- **What the task requires**
Scan the material below for the string "importers". Report every line that has it.

- **Data to process**
►
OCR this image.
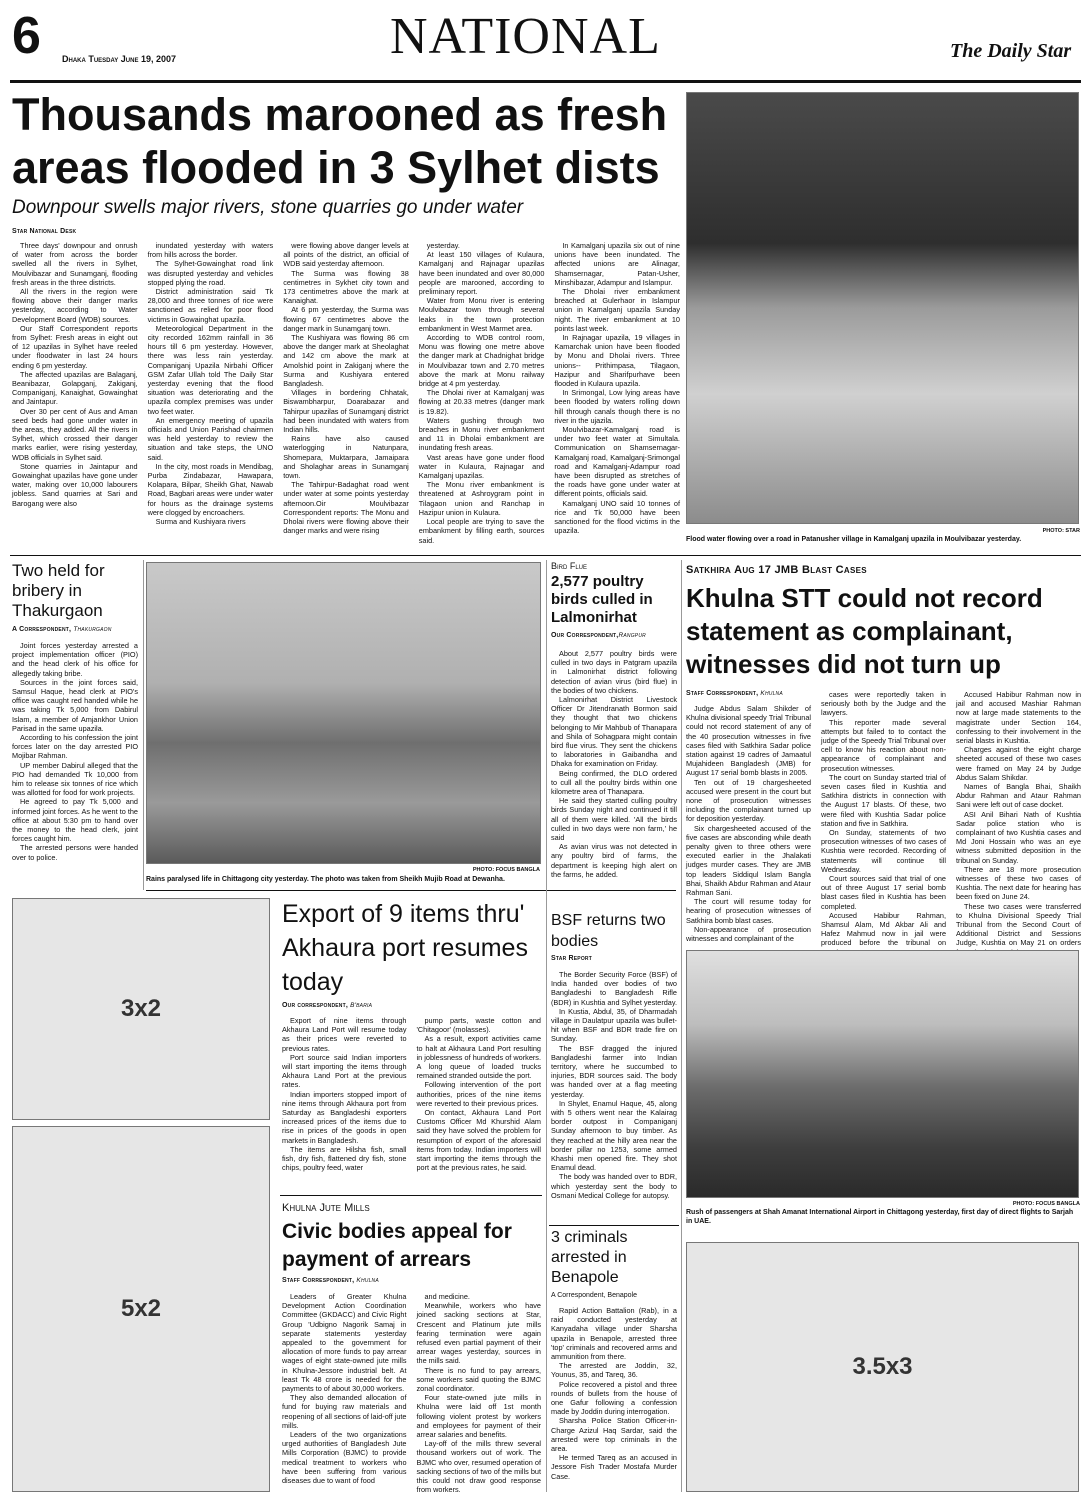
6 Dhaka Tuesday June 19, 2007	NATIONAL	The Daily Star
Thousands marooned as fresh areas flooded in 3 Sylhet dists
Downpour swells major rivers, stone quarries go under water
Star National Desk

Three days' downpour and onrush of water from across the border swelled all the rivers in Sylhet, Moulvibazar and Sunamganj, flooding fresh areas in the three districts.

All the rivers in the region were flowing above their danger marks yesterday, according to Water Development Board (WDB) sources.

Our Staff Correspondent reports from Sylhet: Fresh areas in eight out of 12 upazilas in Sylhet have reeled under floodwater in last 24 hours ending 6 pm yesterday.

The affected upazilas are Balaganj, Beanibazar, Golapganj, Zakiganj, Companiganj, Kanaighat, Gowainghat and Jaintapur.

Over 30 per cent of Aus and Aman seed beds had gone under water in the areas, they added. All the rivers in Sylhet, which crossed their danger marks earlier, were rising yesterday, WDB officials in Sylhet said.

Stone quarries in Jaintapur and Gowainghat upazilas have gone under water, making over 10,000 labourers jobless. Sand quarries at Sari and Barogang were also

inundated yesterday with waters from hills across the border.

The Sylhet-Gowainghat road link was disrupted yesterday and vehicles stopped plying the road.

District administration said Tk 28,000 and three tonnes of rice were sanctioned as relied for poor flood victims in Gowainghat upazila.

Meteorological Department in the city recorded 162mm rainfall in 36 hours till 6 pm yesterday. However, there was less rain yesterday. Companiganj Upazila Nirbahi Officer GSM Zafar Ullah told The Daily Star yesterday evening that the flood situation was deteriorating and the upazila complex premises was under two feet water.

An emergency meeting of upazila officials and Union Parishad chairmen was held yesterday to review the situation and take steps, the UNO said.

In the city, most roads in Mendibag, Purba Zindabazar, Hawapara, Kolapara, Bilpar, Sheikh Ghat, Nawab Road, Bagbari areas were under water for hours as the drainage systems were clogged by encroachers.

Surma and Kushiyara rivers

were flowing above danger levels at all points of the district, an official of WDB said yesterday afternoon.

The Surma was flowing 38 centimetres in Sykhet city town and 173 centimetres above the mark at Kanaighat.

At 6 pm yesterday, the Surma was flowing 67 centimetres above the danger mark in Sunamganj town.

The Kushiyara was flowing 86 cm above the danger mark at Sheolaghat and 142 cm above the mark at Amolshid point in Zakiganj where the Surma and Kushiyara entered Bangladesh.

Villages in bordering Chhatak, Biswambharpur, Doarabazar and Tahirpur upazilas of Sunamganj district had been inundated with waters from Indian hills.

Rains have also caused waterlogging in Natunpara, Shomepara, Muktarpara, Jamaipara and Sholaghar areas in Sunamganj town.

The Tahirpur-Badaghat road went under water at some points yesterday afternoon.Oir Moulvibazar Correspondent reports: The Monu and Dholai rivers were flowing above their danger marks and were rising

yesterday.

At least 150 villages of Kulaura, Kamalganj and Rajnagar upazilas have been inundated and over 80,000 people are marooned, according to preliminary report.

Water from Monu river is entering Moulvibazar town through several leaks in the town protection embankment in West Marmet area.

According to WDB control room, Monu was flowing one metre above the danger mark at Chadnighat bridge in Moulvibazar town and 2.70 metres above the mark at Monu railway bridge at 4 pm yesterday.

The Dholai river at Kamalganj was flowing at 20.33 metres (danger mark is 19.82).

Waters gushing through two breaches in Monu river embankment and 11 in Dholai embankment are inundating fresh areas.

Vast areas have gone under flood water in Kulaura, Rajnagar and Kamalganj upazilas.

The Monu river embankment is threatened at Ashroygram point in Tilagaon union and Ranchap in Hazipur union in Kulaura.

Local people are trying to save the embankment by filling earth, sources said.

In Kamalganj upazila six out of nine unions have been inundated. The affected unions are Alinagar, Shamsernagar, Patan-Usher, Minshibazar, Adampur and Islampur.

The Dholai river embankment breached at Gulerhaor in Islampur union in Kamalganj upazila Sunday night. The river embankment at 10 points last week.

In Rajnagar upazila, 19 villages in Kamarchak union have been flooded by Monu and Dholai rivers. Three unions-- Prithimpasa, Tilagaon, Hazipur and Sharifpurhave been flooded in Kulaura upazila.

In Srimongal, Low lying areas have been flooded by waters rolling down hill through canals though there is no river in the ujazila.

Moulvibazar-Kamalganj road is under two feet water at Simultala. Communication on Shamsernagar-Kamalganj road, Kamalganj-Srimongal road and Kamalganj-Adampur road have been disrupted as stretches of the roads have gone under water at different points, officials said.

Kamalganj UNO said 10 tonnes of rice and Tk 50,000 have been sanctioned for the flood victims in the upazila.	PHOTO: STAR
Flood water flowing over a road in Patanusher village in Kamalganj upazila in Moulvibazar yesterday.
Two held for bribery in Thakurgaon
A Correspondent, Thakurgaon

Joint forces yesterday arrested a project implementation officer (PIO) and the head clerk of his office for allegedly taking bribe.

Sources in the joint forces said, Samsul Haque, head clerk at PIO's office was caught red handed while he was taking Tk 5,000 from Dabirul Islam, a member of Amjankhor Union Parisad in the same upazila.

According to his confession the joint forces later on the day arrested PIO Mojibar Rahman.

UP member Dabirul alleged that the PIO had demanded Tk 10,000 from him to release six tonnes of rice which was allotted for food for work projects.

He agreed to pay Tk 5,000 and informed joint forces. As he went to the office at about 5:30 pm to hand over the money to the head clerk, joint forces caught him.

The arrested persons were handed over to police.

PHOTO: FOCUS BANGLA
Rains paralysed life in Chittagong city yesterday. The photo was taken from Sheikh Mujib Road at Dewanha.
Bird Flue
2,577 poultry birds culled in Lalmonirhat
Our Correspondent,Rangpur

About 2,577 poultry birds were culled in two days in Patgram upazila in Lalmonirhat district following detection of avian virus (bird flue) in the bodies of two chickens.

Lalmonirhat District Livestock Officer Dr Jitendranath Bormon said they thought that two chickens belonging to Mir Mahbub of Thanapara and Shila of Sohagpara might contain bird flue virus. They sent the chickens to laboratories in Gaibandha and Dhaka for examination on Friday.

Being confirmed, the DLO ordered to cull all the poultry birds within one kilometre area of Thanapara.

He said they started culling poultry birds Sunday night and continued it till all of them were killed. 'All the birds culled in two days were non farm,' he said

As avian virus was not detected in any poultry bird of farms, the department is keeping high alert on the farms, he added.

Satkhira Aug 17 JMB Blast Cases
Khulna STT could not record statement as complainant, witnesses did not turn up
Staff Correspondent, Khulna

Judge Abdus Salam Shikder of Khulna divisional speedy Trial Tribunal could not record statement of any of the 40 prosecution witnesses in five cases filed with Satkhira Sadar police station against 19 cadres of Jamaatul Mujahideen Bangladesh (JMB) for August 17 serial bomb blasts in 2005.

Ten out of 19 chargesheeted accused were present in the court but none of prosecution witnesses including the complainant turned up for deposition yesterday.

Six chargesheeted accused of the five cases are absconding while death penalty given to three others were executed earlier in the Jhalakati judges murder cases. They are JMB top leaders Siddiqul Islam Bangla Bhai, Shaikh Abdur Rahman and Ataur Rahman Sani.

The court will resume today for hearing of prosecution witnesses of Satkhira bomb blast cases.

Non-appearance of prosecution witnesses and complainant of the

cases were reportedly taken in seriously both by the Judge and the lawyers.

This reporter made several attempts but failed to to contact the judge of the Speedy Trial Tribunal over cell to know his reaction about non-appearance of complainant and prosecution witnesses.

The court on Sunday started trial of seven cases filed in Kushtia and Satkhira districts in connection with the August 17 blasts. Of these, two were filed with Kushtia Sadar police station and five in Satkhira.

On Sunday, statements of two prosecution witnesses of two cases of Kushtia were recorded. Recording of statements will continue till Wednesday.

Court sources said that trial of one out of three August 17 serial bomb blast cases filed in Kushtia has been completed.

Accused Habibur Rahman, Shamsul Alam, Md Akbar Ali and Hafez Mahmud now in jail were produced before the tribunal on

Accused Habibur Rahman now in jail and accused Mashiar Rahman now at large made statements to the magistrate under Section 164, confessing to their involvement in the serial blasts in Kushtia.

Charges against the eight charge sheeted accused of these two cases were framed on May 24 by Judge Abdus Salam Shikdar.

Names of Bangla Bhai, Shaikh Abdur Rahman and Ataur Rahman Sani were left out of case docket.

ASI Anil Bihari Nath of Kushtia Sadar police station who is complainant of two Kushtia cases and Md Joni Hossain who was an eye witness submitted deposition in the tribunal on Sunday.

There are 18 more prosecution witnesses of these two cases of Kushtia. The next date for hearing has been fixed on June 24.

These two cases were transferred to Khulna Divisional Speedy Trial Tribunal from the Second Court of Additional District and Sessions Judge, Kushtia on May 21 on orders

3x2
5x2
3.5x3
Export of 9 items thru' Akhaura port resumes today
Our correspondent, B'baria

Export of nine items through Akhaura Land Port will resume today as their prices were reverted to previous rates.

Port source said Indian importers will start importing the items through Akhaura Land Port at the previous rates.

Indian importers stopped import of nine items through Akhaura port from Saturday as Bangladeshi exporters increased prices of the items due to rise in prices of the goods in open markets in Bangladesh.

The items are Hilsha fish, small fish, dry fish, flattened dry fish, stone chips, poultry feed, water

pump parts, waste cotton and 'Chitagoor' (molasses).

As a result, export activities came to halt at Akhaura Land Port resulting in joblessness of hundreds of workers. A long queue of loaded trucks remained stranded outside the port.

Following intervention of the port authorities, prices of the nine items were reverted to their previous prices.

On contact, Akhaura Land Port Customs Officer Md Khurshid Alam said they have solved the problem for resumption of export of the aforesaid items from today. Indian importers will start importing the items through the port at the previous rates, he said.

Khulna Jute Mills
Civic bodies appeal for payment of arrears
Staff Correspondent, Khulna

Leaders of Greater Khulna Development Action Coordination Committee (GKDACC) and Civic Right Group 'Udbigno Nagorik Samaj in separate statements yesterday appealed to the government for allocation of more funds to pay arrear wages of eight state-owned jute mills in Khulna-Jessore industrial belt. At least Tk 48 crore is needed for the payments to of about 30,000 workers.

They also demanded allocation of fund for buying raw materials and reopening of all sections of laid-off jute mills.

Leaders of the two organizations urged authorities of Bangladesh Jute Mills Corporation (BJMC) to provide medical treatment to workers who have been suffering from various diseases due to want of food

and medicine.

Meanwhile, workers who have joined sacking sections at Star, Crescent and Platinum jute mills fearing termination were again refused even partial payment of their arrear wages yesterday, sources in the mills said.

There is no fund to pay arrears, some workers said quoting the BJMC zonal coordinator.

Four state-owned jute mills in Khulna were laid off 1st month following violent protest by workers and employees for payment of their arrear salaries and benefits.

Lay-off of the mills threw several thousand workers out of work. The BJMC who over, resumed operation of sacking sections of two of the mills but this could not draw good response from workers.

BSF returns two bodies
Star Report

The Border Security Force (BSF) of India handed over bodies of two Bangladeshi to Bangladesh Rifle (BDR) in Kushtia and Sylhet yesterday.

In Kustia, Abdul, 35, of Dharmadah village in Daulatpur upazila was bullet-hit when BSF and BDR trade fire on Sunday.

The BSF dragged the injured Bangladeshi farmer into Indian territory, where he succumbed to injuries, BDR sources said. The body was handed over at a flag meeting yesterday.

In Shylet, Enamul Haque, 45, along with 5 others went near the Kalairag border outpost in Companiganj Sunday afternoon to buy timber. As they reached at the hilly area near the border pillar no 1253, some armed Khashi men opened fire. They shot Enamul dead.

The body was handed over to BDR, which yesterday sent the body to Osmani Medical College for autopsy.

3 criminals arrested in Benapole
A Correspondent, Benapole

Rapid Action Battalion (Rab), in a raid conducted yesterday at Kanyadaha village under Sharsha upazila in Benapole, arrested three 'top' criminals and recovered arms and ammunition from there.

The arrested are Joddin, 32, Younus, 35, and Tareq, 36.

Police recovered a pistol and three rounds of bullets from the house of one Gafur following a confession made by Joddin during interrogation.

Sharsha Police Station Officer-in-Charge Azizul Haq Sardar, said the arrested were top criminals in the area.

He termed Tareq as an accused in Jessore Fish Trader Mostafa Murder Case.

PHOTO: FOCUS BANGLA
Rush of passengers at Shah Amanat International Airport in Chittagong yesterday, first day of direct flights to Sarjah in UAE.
◄
- **Task answer**
Port source said Indian importers will start importing the items through Akhaura Land Port at the previous rates.
Indian importers stopped import of nine items through Akhaura port from Saturday as Bangladeshi exporters increased prices of the items due to rise in prices of the goods in open markets in Bangladesh.
On contact, Akhaura Land Port Customs Officer Md Khurshid Alam said they have solved the problem for resumption of export of the aforesaid items from today. Indian importers will start importing the items through the port at the previous rates, he said.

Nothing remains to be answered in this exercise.